Start of Material provided

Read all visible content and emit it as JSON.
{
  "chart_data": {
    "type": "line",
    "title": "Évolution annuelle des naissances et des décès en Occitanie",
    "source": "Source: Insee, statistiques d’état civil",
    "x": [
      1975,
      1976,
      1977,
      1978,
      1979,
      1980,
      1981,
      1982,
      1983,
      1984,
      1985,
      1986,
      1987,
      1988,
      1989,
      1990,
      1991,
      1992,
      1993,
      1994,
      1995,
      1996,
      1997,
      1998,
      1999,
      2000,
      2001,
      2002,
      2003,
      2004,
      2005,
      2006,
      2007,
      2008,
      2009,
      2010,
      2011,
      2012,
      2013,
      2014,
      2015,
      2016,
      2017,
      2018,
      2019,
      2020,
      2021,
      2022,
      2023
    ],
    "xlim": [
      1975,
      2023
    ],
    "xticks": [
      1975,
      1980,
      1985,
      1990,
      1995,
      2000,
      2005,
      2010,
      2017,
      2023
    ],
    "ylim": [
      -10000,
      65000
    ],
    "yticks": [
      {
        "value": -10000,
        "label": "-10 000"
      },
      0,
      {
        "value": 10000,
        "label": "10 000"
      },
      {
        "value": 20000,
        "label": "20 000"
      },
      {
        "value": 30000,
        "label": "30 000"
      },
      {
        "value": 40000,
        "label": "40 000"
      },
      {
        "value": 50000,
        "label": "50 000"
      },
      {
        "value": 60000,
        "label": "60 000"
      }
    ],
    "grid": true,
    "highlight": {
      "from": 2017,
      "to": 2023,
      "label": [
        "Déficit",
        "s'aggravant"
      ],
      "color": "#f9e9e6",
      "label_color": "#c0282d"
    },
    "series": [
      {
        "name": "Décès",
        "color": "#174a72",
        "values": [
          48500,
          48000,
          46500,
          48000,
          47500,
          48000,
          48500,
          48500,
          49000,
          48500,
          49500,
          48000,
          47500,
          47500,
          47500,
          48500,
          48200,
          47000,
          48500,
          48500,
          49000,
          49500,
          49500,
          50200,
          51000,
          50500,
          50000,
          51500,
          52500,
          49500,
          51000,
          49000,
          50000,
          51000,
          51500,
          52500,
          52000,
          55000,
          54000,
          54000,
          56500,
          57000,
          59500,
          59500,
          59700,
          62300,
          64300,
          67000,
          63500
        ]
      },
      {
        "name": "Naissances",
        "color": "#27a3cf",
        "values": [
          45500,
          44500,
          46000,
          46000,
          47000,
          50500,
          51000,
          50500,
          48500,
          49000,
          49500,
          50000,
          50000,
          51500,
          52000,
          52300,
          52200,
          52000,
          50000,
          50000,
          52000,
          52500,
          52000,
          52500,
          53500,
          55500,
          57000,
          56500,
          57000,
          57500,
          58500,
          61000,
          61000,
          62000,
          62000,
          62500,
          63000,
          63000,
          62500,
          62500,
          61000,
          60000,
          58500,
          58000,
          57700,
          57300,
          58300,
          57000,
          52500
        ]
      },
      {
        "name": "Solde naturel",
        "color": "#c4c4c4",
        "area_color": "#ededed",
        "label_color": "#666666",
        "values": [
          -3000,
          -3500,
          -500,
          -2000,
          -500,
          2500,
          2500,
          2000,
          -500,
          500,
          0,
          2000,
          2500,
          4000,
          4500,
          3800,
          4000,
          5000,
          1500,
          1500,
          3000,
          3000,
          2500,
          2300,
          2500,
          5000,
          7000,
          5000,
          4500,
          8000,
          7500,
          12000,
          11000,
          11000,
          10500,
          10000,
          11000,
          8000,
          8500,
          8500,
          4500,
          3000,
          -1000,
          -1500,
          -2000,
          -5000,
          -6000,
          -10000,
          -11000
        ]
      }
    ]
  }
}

End of Material provided

Request: Reply with one number only: the count of lines in the entries that contain "name".

Exercise output: 3